**TASK BRIEF**
Show all lines holding "hardly".

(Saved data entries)
------------------------------------
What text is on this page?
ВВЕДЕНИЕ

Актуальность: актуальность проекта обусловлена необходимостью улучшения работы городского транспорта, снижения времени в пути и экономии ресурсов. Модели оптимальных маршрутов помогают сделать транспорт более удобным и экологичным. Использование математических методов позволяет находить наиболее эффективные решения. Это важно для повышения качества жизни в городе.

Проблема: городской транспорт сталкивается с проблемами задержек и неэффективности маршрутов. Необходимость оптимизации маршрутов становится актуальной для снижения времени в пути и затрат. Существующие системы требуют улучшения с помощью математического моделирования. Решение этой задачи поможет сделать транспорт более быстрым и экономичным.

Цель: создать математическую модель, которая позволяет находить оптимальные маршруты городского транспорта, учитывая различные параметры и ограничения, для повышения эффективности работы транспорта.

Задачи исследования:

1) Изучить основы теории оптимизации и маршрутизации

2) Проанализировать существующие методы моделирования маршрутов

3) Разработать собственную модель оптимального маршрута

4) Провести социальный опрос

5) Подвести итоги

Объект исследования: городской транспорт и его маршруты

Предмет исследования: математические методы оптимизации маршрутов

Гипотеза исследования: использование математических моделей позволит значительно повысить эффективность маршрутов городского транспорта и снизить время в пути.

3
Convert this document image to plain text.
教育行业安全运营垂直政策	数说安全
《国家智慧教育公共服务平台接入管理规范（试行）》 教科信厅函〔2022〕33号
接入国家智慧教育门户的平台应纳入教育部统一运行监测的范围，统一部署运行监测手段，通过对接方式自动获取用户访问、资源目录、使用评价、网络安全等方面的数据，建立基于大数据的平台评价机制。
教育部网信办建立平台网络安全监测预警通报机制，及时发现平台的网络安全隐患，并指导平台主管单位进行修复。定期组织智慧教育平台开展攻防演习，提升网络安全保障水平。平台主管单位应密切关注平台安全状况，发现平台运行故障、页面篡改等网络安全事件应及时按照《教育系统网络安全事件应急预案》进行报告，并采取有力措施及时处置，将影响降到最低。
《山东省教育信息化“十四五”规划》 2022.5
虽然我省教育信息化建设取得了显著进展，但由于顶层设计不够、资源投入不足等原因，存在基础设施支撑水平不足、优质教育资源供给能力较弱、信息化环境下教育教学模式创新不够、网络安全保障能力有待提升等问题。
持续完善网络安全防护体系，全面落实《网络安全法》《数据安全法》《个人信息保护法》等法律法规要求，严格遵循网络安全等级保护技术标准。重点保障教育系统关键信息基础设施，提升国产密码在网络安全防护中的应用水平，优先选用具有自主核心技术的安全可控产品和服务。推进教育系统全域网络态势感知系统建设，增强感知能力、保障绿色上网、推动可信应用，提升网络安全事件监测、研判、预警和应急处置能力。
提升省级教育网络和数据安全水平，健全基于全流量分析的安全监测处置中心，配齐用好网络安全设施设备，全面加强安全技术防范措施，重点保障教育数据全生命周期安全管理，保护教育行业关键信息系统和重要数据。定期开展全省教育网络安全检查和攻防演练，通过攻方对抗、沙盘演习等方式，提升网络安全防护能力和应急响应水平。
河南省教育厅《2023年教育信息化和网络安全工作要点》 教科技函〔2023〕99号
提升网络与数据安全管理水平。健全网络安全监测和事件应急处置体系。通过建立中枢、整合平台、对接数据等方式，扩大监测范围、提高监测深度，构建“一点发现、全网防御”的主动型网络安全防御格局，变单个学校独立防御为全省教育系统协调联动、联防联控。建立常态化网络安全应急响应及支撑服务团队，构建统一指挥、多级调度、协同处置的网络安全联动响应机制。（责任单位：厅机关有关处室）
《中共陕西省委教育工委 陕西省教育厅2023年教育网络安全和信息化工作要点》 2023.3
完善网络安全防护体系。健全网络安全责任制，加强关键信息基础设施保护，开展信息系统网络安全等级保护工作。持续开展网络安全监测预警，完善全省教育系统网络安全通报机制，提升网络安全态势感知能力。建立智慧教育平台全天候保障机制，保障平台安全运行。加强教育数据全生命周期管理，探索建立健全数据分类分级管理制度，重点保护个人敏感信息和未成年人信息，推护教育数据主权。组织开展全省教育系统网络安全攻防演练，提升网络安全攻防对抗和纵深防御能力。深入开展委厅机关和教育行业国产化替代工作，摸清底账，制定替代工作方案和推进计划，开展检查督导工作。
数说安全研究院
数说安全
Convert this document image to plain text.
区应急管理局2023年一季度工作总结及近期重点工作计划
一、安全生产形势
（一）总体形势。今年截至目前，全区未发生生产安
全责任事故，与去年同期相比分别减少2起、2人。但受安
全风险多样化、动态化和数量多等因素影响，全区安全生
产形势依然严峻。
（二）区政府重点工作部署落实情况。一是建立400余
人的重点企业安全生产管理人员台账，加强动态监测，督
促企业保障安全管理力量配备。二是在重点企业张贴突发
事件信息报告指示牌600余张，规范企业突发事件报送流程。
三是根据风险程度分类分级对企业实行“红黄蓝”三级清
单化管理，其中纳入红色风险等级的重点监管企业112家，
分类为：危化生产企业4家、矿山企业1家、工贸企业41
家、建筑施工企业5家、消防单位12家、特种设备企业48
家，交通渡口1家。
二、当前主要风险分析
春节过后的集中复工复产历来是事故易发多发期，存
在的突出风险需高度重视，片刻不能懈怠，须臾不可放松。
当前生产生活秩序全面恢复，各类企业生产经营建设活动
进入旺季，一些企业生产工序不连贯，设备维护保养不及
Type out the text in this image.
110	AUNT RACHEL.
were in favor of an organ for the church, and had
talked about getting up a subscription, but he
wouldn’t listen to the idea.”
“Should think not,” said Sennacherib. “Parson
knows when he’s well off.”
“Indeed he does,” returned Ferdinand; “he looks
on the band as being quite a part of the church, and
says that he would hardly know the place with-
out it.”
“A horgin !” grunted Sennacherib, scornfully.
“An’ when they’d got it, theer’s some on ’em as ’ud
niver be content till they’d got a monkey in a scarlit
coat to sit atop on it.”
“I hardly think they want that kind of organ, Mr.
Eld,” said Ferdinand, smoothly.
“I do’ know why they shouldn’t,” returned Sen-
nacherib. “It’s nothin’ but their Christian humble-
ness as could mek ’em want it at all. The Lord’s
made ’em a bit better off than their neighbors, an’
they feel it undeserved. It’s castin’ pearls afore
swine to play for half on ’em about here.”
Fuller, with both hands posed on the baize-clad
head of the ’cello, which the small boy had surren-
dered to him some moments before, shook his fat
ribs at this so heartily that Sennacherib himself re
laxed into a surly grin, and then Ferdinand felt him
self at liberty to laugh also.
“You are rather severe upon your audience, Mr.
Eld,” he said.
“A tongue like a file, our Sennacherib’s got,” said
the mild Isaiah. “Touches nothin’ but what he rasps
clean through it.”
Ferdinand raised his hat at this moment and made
------------------------------------
**FINAL RESULT**
says that he would hardly know the place with-
“I hardly think they want that kind of organ, Mr.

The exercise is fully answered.